Written exercise -
Copy out each line of the listing that has the word "title" in it.

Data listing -
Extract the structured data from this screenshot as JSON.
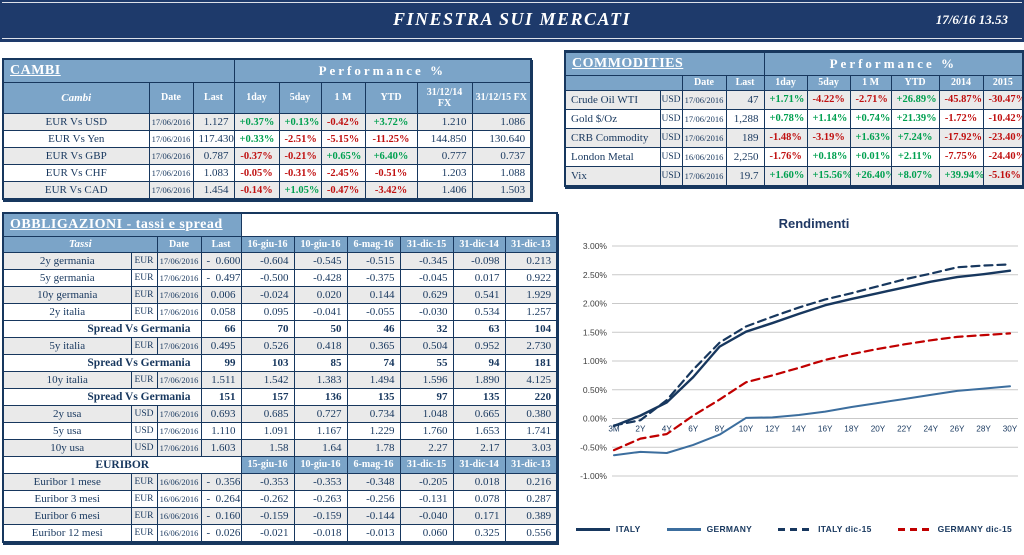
{
  "header": {
    "title": "FINESTRA SUI MERCATI",
    "datetime": "17/6/16 13.53"
  },
  "colors": {
    "navy": "#17375E",
    "header_bar": "#1E3A6B",
    "panel_blue": "#7BA4C8",
    "positive": "#00A050",
    "negative": "#C01010",
    "row_shade": "#EAEAEA",
    "grid": "#C9C9C9",
    "italy_line": "#17375E",
    "germany_line": "#3C6E9E",
    "germany_dec_line": "#C00000"
  },
  "cambi": {
    "title": "CAMBI",
    "perf_header": "Performance %",
    "columns": [
      "Cambi",
      "Date",
      "Last",
      "1day",
      "5day",
      "1 M",
      "YTD",
      "31/12/14 FX",
      "31/12/15  FX"
    ],
    "rows": [
      {
        "name": "EUR Vs USD",
        "date": "17/06/2016",
        "last": "1.127",
        "perf": [
          "+0.37%",
          "+0.13%",
          "-0.42%",
          "+3.72%"
        ],
        "fx14": "1.210",
        "fx15": "1.086"
      },
      {
        "name": "EUR Vs Yen",
        "date": "17/06/2016",
        "last": "117.430",
        "perf": [
          "+0.33%",
          "-2.51%",
          "-5.15%",
          "-11.25%"
        ],
        "fx14": "144.850",
        "fx15": "130.640"
      },
      {
        "name": "EUR Vs GBP",
        "date": "17/06/2016",
        "last": "0.787",
        "perf": [
          "-0.37%",
          "-0.21%",
          "+0.65%",
          "+6.40%"
        ],
        "fx14": "0.777",
        "fx15": "0.737"
      },
      {
        "name": "EUR Vs CHF",
        "date": "17/06/2016",
        "last": "1.083",
        "perf": [
          "-0.05%",
          "-0.31%",
          "-2.45%",
          "-0.51%"
        ],
        "fx14": "1.203",
        "fx15": "1.088"
      },
      {
        "name": "EUR Vs CAD",
        "date": "17/06/2016",
        "last": "1.454",
        "perf": [
          "-0.14%",
          "+1.05%",
          "-0.47%",
          "-3.42%"
        ],
        "fx14": "1.406",
        "fx15": "1.503"
      }
    ]
  },
  "commodities": {
    "title": "COMMODITIES",
    "perf_header": "Performance %",
    "columns": [
      "",
      "Date",
      "Last",
      "1day",
      "5day",
      "1 M",
      "YTD",
      "2014",
      "2015"
    ],
    "rows": [
      {
        "name": "Crude Oil WTI",
        "ccy": "USD",
        "date": "17/06/2016",
        "last": "47",
        "perf": [
          "+1.71%",
          "-4.22%",
          "-2.71%",
          "+26.89%",
          "-45.87%",
          "-30.47%"
        ]
      },
      {
        "name": "Gold $/Oz",
        "ccy": "USD",
        "date": "17/06/2016",
        "last": "1,288",
        "perf": [
          "+0.78%",
          "+1.14%",
          "+0.74%",
          "+21.39%",
          "-1.72%",
          "-10.42%"
        ]
      },
      {
        "name": "CRB Commodity",
        "ccy": "USD",
        "date": "17/06/2016",
        "last": "189",
        "perf": [
          "-1.48%",
          "-3.19%",
          "+1.63%",
          "+7.24%",
          "-17.92%",
          "-23.40%"
        ]
      },
      {
        "name": "London Metal",
        "ccy": "USD",
        "date": "16/06/2016",
        "last": "2,250",
        "perf": [
          "-1.76%",
          "+0.18%",
          "+0.01%",
          "+2.11%",
          "-7.75%",
          "-24.40%"
        ]
      },
      {
        "name": "Vix",
        "ccy": "USD",
        "date": "17/06/2016",
        "last": "19.7",
        "perf": [
          "+1.60%",
          "+15.56%",
          "+26.40%",
          "+8.07%",
          "+39.94%",
          "-5.16%"
        ]
      }
    ]
  },
  "bonds": {
    "title": "OBBLIGAZIONI - tassi e spread",
    "columns": [
      "Tassi",
      "Date",
      "Last",
      "16-giu-16",
      "10-giu-16",
      "6-mag-16",
      "31-dic-15",
      "31-dic-14",
      "31-dic-13"
    ],
    "rows": [
      {
        "type": "data",
        "name": "2y germania",
        "ccy": "EUR",
        "date": "17/06/2016",
        "last": "-  0.600",
        "values": [
          "-0.604",
          "-0.545",
          "-0.515",
          "-0.345",
          "-0.098",
          "0.213"
        ]
      },
      {
        "type": "data",
        "name": "5y germania",
        "ccy": "EUR",
        "date": "17/06/2016",
        "last": "-  0.497",
        "values": [
          "-0.500",
          "-0.428",
          "-0.375",
          "-0.045",
          "0.017",
          "0.922"
        ]
      },
      {
        "type": "data",
        "name": "10y germania",
        "ccy": "EUR",
        "date": "17/06/2016",
        "last": "0.006",
        "values": [
          "-0.024",
          "0.020",
          "0.144",
          "0.629",
          "0.541",
          "1.929"
        ]
      },
      {
        "type": "data",
        "name": "2y italia",
        "ccy": "EUR",
        "date": "17/06/2016",
        "last": "0.058",
        "values": [
          "0.095",
          "-0.041",
          "-0.055",
          "-0.030",
          "0.534",
          "1.257"
        ]
      },
      {
        "type": "spread",
        "label": "Spread Vs Germania",
        "last": "66",
        "values": [
          "70",
          "50",
          "46",
          "32",
          "63",
          "104"
        ]
      },
      {
        "type": "data",
        "name": "5y italia",
        "ccy": "EUR",
        "date": "17/06/2016",
        "last": "0.495",
        "values": [
          "0.526",
          "0.418",
          "0.365",
          "0.504",
          "0.952",
          "2.730"
        ]
      },
      {
        "type": "spread",
        "label": "Spread Vs Germania",
        "last": "99",
        "values": [
          "103",
          "85",
          "74",
          "55",
          "94",
          "181"
        ]
      },
      {
        "type": "data",
        "name": "10y italia",
        "ccy": "EUR",
        "date": "17/06/2016",
        "last": "1.511",
        "values": [
          "1.542",
          "1.383",
          "1.494",
          "1.596",
          "1.890",
          "4.125"
        ]
      },
      {
        "type": "spread",
        "label": "Spread Vs Germania",
        "last": "151",
        "values": [
          "157",
          "136",
          "135",
          "97",
          "135",
          "220"
        ]
      },
      {
        "type": "data",
        "name": "2y usa",
        "ccy": "USD",
        "date": "17/06/2016",
        "last": "0.693",
        "values": [
          "0.685",
          "0.727",
          "0.734",
          "1.048",
          "0.665",
          "0.380"
        ]
      },
      {
        "type": "data",
        "name": "5y usa",
        "ccy": "USD",
        "date": "17/06/2016",
        "last": "1.110",
        "values": [
          "1.091",
          "1.167",
          "1.229",
          "1.760",
          "1.653",
          "1.741"
        ]
      },
      {
        "type": "data",
        "name": "10y usa",
        "ccy": "USD",
        "date": "17/06/2016",
        "last": "1.603",
        "values": [
          "1.58",
          "1.64",
          "1.78",
          "2.27",
          "2.17",
          "3.03"
        ]
      },
      {
        "type": "subheader",
        "label": "EURIBOR",
        "columns": [
          "15-giu-16",
          "10-giu-16",
          "6-mag-16",
          "31-dic-15",
          "31-dic-14",
          "31-dic-13"
        ]
      },
      {
        "type": "data",
        "name": "Euribor 1 mese",
        "ccy": "EUR",
        "date": "16/06/2016",
        "last": "-  0.356",
        "values": [
          "-0.353",
          "-0.353",
          "-0.348",
          "-0.205",
          "0.018",
          "0.216"
        ]
      },
      {
        "type": "data",
        "name": "Euribor 3 mesi",
        "ccy": "EUR",
        "date": "16/06/2016",
        "last": "-  0.264",
        "values": [
          "-0.262",
          "-0.263",
          "-0.256",
          "-0.131",
          "0.078",
          "0.287"
        ]
      },
      {
        "type": "data",
        "name": "Euribor 6 mesi",
        "ccy": "EUR",
        "date": "16/06/2016",
        "last": "-  0.160",
        "values": [
          "-0.159",
          "-0.159",
          "-0.144",
          "-0.040",
          "0.171",
          "0.389"
        ]
      },
      {
        "type": "data",
        "name": "Euribor 12 mesi",
        "ccy": "EUR",
        "date": "16/06/2016",
        "last": "-  0.026",
        "values": [
          "-0.021",
          "-0.018",
          "-0.013",
          "0.060",
          "0.325",
          "0.556"
        ]
      }
    ]
  },
  "chart_data": {
    "type": "line",
    "title": "Rendimenti",
    "x": [
      "3M",
      "2Y",
      "4Y",
      "6Y",
      "8Y",
      "10Y",
      "12Y",
      "14Y",
      "16Y",
      "18Y",
      "20Y",
      "22Y",
      "24Y",
      "26Y",
      "28Y",
      "30Y"
    ],
    "ylim": [
      -1.0,
      3.0
    ],
    "ytick_labels": [
      "3.00%",
      "2.50%",
      "2.00%",
      "1.50%",
      "1.00%",
      "0.50%",
      "0.00%",
      "-0.50%",
      "-1.00%"
    ],
    "ytick_values": [
      3.0,
      2.5,
      2.0,
      1.5,
      1.0,
      0.5,
      0.0,
      -0.5,
      -1.0
    ],
    "grid": true,
    "legend_position": "bottom",
    "series": [
      {
        "name": "ITALY",
        "color": "#17375E",
        "dash": false,
        "width": 2.4,
        "values": [
          -0.13,
          0.05,
          0.28,
          0.72,
          1.25,
          1.51,
          1.66,
          1.82,
          1.97,
          2.08,
          2.18,
          2.28,
          2.38,
          2.46,
          2.51,
          2.57
        ]
      },
      {
        "name": "GERMANY",
        "color": "#3C6E9E",
        "dash": false,
        "width": 2.0,
        "values": [
          -0.64,
          -0.58,
          -0.6,
          -0.46,
          -0.28,
          0.01,
          0.02,
          0.06,
          0.12,
          0.2,
          0.27,
          0.34,
          0.41,
          0.48,
          0.52,
          0.56
        ]
      },
      {
        "name": "ITALY dic-15",
        "color": "#17375E",
        "dash": true,
        "width": 2.2,
        "values": [
          -0.12,
          -0.03,
          0.32,
          0.85,
          1.32,
          1.6,
          1.77,
          1.93,
          2.07,
          2.18,
          2.3,
          2.42,
          2.52,
          2.63,
          2.66,
          2.68
        ]
      },
      {
        "name": "GERMANY dic-15",
        "color": "#C00000",
        "dash": true,
        "width": 2.2,
        "values": [
          -0.55,
          -0.35,
          -0.27,
          0.05,
          0.33,
          0.63,
          0.75,
          0.88,
          1.02,
          1.12,
          1.21,
          1.29,
          1.36,
          1.42,
          1.45,
          1.48
        ]
      }
    ]
  }
}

Answer to this task -
    "title": "FINESTRA SUI MERCATI",
    "title": "CAMBI",
    "title": "COMMODITIES",
    "title": "OBBLIGAZIONI - tassi e spread",
    "title": "Rendimenti",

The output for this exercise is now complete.